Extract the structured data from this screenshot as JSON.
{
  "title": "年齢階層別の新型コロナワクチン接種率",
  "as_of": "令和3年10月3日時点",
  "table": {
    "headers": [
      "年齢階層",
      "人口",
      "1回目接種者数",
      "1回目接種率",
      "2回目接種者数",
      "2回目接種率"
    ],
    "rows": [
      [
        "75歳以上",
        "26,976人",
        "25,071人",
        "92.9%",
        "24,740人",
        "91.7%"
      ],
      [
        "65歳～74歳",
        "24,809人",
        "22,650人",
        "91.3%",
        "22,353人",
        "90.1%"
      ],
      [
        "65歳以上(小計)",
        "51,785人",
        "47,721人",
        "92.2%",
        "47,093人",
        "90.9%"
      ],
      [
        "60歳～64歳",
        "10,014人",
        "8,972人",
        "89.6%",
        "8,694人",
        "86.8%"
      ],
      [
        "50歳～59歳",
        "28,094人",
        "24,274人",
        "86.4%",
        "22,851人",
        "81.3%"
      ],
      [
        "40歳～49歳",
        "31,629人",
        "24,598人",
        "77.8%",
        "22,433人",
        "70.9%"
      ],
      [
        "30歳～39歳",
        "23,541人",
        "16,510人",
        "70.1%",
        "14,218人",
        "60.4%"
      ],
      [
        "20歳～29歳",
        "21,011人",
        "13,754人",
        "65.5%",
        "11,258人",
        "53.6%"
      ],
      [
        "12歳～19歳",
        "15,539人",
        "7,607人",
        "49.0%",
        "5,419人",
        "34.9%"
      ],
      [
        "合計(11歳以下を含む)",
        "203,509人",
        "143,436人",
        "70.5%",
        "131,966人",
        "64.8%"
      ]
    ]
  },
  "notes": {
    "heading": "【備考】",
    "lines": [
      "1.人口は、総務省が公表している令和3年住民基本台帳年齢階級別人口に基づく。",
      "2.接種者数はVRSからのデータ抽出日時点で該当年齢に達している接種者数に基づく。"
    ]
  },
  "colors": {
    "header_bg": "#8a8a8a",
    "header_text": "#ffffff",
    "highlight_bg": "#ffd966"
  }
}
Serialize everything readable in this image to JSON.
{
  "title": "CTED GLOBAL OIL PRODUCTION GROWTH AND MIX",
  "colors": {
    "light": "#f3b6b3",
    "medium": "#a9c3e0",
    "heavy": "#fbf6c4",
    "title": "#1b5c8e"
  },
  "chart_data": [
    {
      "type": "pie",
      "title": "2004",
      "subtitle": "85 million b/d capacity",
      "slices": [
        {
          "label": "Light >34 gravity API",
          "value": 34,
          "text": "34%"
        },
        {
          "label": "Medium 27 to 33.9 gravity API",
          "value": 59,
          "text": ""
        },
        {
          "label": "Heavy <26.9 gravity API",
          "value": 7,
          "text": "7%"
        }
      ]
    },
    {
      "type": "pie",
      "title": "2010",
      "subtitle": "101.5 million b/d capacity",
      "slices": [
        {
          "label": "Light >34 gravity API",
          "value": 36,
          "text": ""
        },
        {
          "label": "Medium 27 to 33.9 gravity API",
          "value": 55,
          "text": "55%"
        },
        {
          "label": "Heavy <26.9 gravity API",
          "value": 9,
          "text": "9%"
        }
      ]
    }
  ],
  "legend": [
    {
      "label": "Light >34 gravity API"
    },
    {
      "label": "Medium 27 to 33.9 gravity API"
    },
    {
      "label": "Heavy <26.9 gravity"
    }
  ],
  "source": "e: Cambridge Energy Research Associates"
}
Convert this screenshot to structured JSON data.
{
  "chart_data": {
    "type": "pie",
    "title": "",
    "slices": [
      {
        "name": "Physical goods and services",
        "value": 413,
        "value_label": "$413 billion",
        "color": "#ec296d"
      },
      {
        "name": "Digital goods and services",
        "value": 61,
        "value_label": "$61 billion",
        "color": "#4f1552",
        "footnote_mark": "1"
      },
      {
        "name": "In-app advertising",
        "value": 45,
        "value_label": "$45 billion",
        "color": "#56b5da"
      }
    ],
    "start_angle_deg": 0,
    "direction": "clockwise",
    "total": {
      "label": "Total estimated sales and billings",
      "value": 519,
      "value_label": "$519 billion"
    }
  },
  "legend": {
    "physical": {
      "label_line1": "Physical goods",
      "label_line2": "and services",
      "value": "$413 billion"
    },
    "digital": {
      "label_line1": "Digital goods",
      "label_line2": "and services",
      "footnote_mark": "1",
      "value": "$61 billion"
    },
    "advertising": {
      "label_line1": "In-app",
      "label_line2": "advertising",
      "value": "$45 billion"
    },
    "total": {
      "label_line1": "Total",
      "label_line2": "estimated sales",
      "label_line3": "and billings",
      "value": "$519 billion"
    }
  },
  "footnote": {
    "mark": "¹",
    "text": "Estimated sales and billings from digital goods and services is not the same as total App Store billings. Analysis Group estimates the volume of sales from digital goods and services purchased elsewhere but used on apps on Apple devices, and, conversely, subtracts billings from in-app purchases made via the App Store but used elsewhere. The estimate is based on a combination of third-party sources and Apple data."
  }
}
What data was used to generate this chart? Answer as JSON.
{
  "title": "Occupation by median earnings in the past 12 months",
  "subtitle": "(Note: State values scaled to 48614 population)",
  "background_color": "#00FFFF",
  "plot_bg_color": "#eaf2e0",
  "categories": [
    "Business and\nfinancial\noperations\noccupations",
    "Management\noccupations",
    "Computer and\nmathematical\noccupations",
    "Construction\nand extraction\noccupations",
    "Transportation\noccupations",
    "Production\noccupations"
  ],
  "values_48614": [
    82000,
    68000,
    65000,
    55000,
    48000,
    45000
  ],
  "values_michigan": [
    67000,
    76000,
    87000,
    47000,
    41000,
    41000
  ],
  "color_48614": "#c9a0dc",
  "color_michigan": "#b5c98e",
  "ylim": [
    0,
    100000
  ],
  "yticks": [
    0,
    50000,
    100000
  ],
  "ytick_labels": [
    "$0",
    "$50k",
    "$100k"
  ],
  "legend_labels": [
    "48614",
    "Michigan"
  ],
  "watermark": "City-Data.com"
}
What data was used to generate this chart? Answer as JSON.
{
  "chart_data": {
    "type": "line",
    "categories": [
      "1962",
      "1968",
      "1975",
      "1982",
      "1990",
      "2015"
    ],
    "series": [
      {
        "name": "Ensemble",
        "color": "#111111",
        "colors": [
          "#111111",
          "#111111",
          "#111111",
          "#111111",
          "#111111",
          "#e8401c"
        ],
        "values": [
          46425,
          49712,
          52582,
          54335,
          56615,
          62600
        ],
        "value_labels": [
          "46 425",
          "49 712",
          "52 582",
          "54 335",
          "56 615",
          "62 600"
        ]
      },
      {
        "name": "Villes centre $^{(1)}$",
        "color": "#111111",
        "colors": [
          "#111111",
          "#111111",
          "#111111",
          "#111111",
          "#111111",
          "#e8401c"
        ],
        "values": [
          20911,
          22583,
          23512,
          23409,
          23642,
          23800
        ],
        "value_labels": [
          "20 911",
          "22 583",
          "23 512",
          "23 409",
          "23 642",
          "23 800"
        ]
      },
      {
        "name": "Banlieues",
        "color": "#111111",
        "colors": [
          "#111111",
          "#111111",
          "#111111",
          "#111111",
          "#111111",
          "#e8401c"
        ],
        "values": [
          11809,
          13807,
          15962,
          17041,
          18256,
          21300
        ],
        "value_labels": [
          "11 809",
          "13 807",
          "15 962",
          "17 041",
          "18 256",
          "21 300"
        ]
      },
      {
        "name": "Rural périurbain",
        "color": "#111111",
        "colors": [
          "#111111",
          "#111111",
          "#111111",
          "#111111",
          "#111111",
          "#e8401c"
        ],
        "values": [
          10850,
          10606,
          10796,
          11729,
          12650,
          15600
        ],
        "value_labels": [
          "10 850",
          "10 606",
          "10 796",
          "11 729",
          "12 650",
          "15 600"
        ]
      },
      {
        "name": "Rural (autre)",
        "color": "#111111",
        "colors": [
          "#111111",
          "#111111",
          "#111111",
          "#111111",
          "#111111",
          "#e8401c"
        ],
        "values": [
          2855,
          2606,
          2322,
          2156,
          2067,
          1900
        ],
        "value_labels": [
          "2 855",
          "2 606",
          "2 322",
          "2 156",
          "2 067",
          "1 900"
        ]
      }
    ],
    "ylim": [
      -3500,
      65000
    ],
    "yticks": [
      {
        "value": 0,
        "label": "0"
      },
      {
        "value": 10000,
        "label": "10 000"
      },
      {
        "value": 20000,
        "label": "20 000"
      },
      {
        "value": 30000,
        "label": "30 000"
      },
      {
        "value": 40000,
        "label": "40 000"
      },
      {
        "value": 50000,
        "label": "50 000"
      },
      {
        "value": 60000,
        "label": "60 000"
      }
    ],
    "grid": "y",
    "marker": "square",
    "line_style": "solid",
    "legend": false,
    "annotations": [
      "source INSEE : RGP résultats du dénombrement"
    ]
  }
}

--------------------------------

:: Problem requirements ::
Which lines contain the word "advertising"? Copy each of them.

:: Final answer ::
        "name": "In-app advertising",
    "advertising": {
      "label_line2": "advertising",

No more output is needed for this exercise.